_DATA ROWS_
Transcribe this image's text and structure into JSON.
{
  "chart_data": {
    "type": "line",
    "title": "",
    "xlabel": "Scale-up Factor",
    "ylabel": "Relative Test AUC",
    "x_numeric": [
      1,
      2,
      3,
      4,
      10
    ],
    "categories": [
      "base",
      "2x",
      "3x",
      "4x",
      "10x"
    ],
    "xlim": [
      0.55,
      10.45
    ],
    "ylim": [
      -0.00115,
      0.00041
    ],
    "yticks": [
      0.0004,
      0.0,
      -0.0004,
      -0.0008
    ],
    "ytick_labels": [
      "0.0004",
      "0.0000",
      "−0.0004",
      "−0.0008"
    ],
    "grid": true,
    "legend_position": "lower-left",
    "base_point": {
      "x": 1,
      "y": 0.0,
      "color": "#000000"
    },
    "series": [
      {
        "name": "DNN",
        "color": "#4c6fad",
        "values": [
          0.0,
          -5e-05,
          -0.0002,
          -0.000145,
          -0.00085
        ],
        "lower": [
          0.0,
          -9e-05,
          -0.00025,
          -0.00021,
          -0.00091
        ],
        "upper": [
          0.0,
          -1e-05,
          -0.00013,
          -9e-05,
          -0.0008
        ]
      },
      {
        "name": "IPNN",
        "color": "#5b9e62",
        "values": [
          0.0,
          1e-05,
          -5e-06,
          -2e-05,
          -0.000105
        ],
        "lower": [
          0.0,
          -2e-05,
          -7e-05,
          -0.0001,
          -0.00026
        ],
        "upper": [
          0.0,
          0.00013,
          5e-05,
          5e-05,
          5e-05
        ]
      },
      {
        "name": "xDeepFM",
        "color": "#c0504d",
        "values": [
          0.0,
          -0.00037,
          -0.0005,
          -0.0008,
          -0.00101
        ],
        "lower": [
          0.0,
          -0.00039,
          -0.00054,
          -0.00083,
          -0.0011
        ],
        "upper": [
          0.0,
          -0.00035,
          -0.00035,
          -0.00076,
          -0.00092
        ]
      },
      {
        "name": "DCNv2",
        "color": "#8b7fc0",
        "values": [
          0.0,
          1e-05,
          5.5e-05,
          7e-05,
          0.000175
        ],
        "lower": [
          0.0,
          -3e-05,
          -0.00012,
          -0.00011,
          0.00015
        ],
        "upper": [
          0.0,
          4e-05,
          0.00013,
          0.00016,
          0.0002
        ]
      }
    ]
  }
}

_WHAT THE TASK ASKS_
Go through the listing above and return every line where the word "color" occurs.

_WRITTEN SOLUTION_
      "color": "#000000"
        "color": "#4c6fad",
        "color": "#5b9e62",
        "color": "#c0504d",
        "color": "#8b7fc0",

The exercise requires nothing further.